::: Supplied material

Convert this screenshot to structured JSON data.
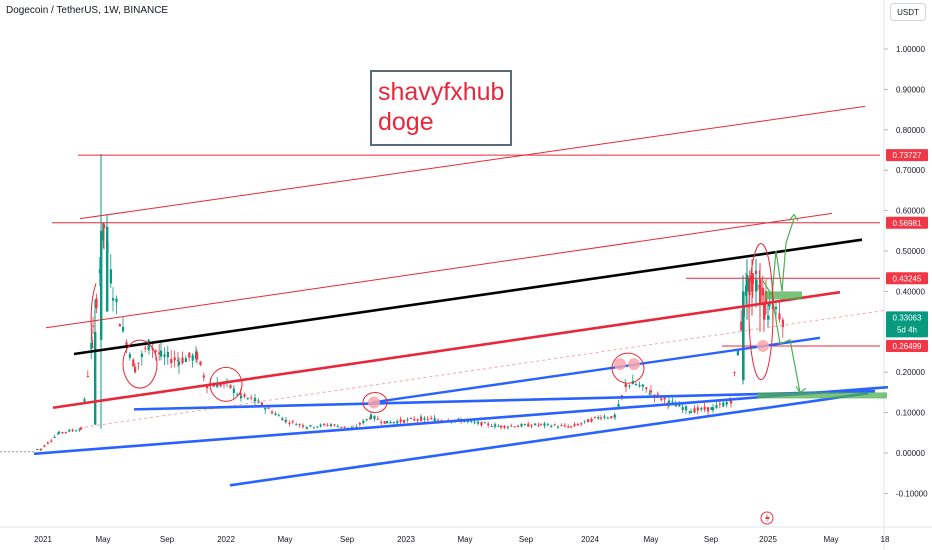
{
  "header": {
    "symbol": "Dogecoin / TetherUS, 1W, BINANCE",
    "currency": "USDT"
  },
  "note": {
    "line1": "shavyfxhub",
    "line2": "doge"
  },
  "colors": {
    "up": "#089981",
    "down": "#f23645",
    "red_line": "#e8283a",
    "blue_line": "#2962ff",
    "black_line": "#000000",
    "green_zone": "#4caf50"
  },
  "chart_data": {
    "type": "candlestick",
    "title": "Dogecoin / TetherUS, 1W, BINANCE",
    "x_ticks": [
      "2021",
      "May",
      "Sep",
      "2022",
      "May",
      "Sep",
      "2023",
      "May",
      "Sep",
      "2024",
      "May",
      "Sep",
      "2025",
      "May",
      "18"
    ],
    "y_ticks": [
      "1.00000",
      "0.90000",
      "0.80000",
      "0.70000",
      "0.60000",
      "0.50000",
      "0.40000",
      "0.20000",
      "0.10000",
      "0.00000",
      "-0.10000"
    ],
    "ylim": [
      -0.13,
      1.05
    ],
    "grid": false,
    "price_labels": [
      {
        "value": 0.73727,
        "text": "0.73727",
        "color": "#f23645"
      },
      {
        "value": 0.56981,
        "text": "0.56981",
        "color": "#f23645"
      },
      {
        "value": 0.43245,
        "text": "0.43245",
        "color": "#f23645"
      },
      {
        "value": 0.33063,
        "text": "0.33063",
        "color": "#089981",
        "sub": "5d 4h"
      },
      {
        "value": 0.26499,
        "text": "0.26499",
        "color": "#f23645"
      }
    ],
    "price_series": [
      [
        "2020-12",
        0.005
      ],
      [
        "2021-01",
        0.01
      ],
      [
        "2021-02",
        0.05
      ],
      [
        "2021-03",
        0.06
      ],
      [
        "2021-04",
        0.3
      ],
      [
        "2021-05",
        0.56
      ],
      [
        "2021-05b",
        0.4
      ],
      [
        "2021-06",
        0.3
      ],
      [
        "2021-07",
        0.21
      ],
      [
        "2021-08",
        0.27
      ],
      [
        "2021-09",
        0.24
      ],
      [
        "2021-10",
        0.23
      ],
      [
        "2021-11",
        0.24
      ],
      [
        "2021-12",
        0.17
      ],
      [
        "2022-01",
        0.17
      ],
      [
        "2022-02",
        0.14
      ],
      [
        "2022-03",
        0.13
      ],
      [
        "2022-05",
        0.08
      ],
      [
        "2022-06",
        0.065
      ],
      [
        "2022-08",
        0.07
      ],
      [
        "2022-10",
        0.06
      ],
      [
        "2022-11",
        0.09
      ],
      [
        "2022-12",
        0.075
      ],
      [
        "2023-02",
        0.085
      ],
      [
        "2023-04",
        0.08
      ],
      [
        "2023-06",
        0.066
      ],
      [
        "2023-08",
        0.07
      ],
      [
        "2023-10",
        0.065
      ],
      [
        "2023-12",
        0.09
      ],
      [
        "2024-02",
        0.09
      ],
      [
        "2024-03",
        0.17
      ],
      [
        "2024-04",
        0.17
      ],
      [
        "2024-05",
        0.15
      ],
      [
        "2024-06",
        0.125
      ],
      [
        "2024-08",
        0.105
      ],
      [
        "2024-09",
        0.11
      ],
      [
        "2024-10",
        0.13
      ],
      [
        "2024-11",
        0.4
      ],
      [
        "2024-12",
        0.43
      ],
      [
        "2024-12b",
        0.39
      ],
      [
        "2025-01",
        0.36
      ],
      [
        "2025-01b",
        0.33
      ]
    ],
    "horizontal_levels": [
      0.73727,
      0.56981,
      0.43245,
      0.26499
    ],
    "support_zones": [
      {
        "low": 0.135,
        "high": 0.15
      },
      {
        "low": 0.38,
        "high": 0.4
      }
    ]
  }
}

::::::

» **Exercise**:
Copy the listing over exactly, skipping the pictures it holds.

» **Correct result**:
Convert this screenshot to structured JSON data.
{
  "header": {
    "symbol": "Dogecoin / TetherUS, 1W, BINANCE",
    "currency": "USDT"
  },
  "note": {
    "line1": "shavyfxhub",
    "line2": "doge"
  },
  "colors": {
    "up": "#089981",
    "down": "#f23645",
    "red_line": "#e8283a",
    "blue_line": "#2962ff",
    "black_line": "#000000",
    "green_zone": "#4caf50"
  },
  "chart_data": {
    "type": "candlestick",
    "title": "Dogecoin / TetherUS, 1W, BINANCE",
    "x_ticks": [
      "2021",
      "May",
      "Sep",
      "2022",
      "May",
      "Sep",
      "2023",
      "May",
      "Sep",
      "2024",
      "May",
      "Sep",
      "2025",
      "May",
      "18"
    ],
    "y_ticks": [
      "1.00000",
      "0.90000",
      "0.80000",
      "0.70000",
      "0.60000",
      "0.50000",
      "0.40000",
      "0.20000",
      "0.10000",
      "0.00000",
      "-0.10000"
    ],
    "ylim": [
      -0.13,
      1.05
    ],
    "grid": false,
    "price_labels": [
      {
        "value": 0.73727,
        "text": "0.73727",
        "color": "#f23645"
      },
      {
        "value": 0.56981,
        "text": "0.56981",
        "color": "#f23645"
      },
      {
        "value": 0.43245,
        "text": "0.43245",
        "color": "#f23645"
      },
      {
        "value": 0.33063,
        "text": "0.33063",
        "color": "#089981",
        "sub": "5d 4h"
      },
      {
        "value": 0.26499,
        "text": "0.26499",
        "color": "#f23645"
      }
    ],
    "price_series": [
      [
        "2020-12",
        0.005
      ],
      [
        "2021-01",
        0.01
      ],
      [
        "2021-02",
        0.05
      ],
      [
        "2021-03",
        0.06
      ],
      [
        "2021-04",
        0.3
      ],
      [
        "2021-05",
        0.56
      ],
      [
        "2021-05b",
        0.4
      ],
      [
        "2021-06",
        0.3
      ],
      [
        "2021-07",
        0.21
      ],
      [
        "2021-08",
        0.27
      ],
      [
        "2021-09",
        0.24
      ],
      [
        "2021-10",
        0.23
      ],
      [
        "2021-11",
        0.24
      ],
      [
        "2021-12",
        0.17
      ],
      [
        "2022-01",
        0.17
      ],
      [
        "2022-02",
        0.14
      ],
      [
        "2022-03",
        0.13
      ],
      [
        "2022-05",
        0.08
      ],
      [
        "2022-06",
        0.065
      ],
      [
        "2022-08",
        0.07
      ],
      [
        "2022-10",
        0.06
      ],
      [
        "2022-11",
        0.09
      ],
      [
        "2022-12",
        0.075
      ],
      [
        "2023-02",
        0.085
      ],
      [
        "2023-04",
        0.08
      ],
      [
        "2023-06",
        0.066
      ],
      [
        "2023-08",
        0.07
      ],
      [
        "2023-10",
        0.065
      ],
      [
        "2023-12",
        0.09
      ],
      [
        "2024-02",
        0.09
      ],
      [
        "2024-03",
        0.17
      ],
      [
        "2024-04",
        0.17
      ],
      [
        "2024-05",
        0.15
      ],
      [
        "2024-06",
        0.125
      ],
      [
        "2024-08",
        0.105
      ],
      [
        "2024-09",
        0.11
      ],
      [
        "2024-10",
        0.13
      ],
      [
        "2024-11",
        0.4
      ],
      [
        "2024-12",
        0.43
      ],
      [
        "2024-12b",
        0.39
      ],
      [
        "2025-01",
        0.36
      ],
      [
        "2025-01b",
        0.33
      ]
    ],
    "horizontal_levels": [
      0.73727,
      0.56981,
      0.43245,
      0.26499
    ],
    "support_zones": [
      {
        "low": 0.135,
        "high": 0.15
      },
      {
        "low": 0.38,
        "high": 0.4
      }
    ]
  }
}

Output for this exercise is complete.